Without including any images, repeat the data exactly.
************
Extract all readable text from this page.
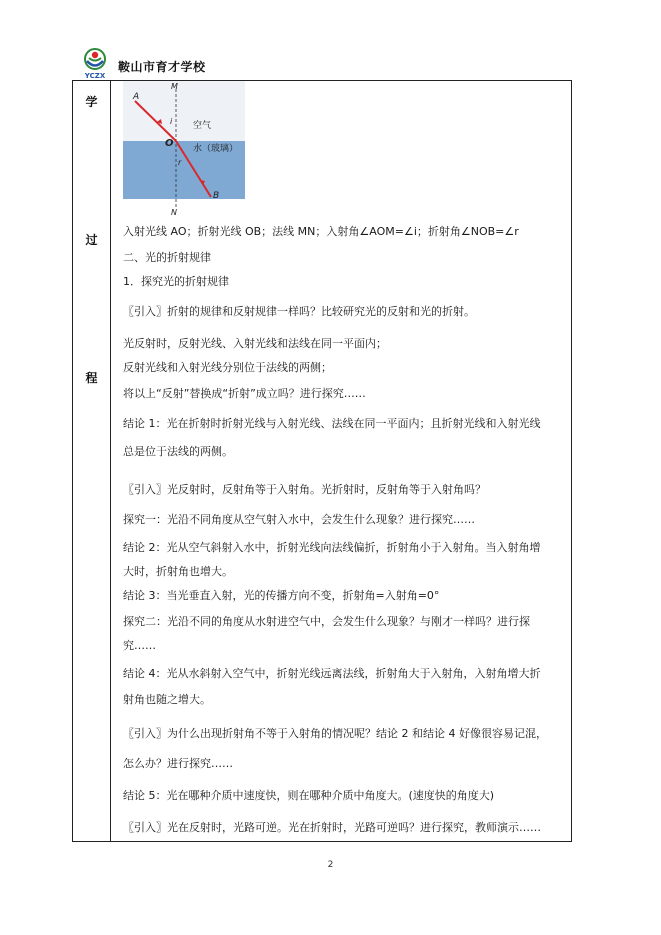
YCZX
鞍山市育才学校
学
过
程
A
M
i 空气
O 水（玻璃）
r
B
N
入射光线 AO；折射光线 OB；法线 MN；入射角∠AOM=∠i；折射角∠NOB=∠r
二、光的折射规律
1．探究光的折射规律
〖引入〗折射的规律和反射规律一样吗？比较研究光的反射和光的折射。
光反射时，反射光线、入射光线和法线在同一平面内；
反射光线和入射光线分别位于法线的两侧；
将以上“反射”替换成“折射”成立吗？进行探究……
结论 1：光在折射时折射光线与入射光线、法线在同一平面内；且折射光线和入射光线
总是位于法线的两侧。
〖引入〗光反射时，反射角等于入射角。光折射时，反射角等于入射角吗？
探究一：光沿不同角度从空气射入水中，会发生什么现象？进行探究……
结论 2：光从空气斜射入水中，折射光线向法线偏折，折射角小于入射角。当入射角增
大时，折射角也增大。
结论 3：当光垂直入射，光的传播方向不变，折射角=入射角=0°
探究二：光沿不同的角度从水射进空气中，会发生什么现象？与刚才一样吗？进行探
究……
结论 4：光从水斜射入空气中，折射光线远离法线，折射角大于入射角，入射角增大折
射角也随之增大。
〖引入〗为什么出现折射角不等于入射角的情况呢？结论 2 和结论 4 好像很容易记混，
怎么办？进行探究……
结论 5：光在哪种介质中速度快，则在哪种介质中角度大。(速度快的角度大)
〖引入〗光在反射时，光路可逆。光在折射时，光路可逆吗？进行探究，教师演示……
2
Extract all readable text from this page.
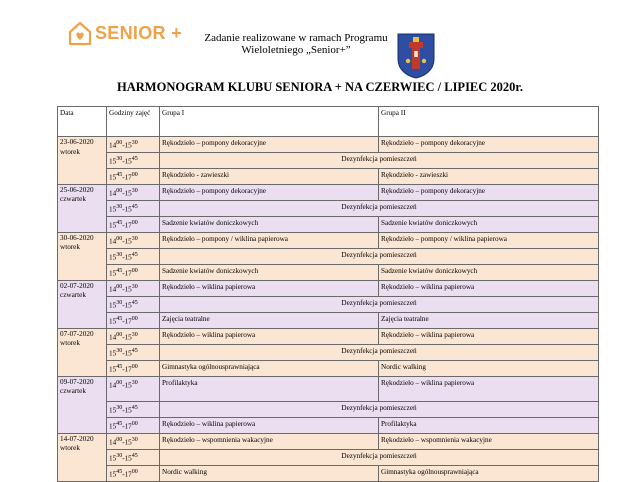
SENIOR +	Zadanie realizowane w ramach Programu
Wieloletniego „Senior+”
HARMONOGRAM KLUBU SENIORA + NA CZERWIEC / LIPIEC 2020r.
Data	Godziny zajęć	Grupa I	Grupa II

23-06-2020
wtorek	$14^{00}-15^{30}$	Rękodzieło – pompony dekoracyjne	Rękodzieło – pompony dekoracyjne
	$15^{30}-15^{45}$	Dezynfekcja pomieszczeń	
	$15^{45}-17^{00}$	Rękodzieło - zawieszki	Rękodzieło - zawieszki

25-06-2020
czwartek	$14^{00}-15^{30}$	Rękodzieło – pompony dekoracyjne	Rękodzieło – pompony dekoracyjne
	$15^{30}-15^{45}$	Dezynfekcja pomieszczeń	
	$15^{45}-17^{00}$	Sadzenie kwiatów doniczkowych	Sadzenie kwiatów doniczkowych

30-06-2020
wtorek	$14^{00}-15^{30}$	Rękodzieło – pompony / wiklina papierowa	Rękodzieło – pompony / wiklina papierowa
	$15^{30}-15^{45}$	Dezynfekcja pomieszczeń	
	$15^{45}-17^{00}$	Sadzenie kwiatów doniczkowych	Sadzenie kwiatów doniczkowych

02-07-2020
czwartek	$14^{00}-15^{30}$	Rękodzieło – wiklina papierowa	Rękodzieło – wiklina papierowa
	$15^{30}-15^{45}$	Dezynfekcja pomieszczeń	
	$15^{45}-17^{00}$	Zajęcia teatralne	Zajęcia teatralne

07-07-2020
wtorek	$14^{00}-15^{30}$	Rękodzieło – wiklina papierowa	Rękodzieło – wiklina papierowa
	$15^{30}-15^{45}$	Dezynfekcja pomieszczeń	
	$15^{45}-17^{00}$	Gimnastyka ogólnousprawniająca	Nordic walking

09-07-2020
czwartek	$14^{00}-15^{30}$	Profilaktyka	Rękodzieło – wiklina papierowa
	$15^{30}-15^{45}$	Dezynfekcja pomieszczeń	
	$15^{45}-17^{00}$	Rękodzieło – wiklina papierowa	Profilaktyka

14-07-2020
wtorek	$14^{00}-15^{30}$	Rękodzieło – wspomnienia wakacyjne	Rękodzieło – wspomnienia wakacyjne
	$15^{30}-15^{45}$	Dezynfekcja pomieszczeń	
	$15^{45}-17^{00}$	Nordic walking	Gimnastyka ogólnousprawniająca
************
▸ **Task result**
Extract all readable text from this page.
YCZX
鞍山市育才学校
学
过
程
A
M
i 空气
O 水（玻璃）
r
B
N
入射光线 AO；折射光线 OB；法线 MN；入射角∠AOM=∠i；折射角∠NOB=∠r
二、光的折射规律
1．探究光的折射规律
〖引入〗折射的规律和反射规律一样吗？比较研究光的反射和光的折射。
光反射时，反射光线、入射光线和法线在同一平面内；
反射光线和入射光线分别位于法线的两侧；
将以上“反射”替换成“折射”成立吗？进行探究……
结论 1：光在折射时折射光线与入射光线、法线在同一平面内；且折射光线和入射光线
总是位于法线的两侧。
〖引入〗光反射时，反射角等于入射角。光折射时，反射角等于入射角吗？
探究一：光沿不同角度从空气射入水中，会发生什么现象？进行探究……
结论 2：光从空气斜射入水中，折射光线向法线偏折，折射角小于入射角。当入射角增
大时，折射角也增大。
结论 3：当光垂直入射，光的传播方向不变，折射角=入射角=0°
探究二：光沿不同的角度从水射进空气中，会发生什么现象？与刚才一样吗？进行探
究……
结论 4：光从水斜射入空气中，折射光线远离法线，折射角大于入射角，入射角增大折
射角也随之增大。
〖引入〗为什么出现折射角不等于入射角的情况呢？结论 2 和结论 4 好像很容易记混，
怎么办？进行探究……
结论 5：光在哪种介质中速度快，则在哪种介质中角度大。(速度快的角度大)
〖引入〗光在反射时，光路可逆。光在折射时，光路可逆吗？进行探究，教师演示……
2
Extract all readable text from this page.
SENIOR +	Zadanie realizowane w ramach Programu
Wieloletniego „Senior+”
HARMONOGRAM KLUBU SENIORA + NA CZERWIEC / LIPIEC 2020r.
Data	Godziny zajęć	Grupa I	Grupa II

23-06-2020
wtorek	$14^{00}-15^{30}$	Rękodzieło – pompony dekoracyjne	Rękodzieło – pompony dekoracyjne
	$15^{30}-15^{45}$	Dezynfekcja pomieszczeń	
	$15^{45}-17^{00}$	Rękodzieło - zawieszki	Rękodzieło - zawieszki

25-06-2020
czwartek	$14^{00}-15^{30}$	Rękodzieło – pompony dekoracyjne	Rękodzieło – pompony dekoracyjne
	$15^{30}-15^{45}$	Dezynfekcja pomieszczeń	
	$15^{45}-17^{00}$	Sadzenie kwiatów doniczkowych	Sadzenie kwiatów doniczkowych

30-06-2020
wtorek	$14^{00}-15^{30}$	Rękodzieło – pompony / wiklina papierowa	Rękodzieło – pompony / wiklina papierowa
	$15^{30}-15^{45}$	Dezynfekcja pomieszczeń	
	$15^{45}-17^{00}$	Sadzenie kwiatów doniczkowych	Sadzenie kwiatów doniczkowych

02-07-2020
czwartek	$14^{00}-15^{30}$	Rękodzieło – wiklina papierowa	Rękodzieło – wiklina papierowa
	$15^{30}-15^{45}$	Dezynfekcja pomieszczeń	
	$15^{45}-17^{00}$	Zajęcia teatralne	Zajęcia teatralne

07-07-2020
wtorek	$14^{00}-15^{30}$	Rękodzieło – wiklina papierowa	Rękodzieło – wiklina papierowa
	$15^{30}-15^{45}$	Dezynfekcja pomieszczeń	
	$15^{45}-17^{00}$	Gimnastyka ogólnousprawniająca	Nordic walking

09-07-2020
czwartek	$14^{00}-15^{30}$	Profilaktyka	Rękodzieło – wiklina papierowa
	$15^{30}-15^{45}$	Dezynfekcja pomieszczeń	
	$15^{45}-17^{00}$	Rękodzieło – wiklina papierowa	Profilaktyka

14-07-2020
wtorek	$14^{00}-15^{30}$	Rękodzieło – wspomnienia wakacyjne	Rękodzieło – wspomnienia wakacyjne
	$15^{30}-15^{45}$	Dezynfekcja pomieszczeń	
	$15^{45}-17^{00}$	Nordic walking	Gimnastyka ogólnousprawniająca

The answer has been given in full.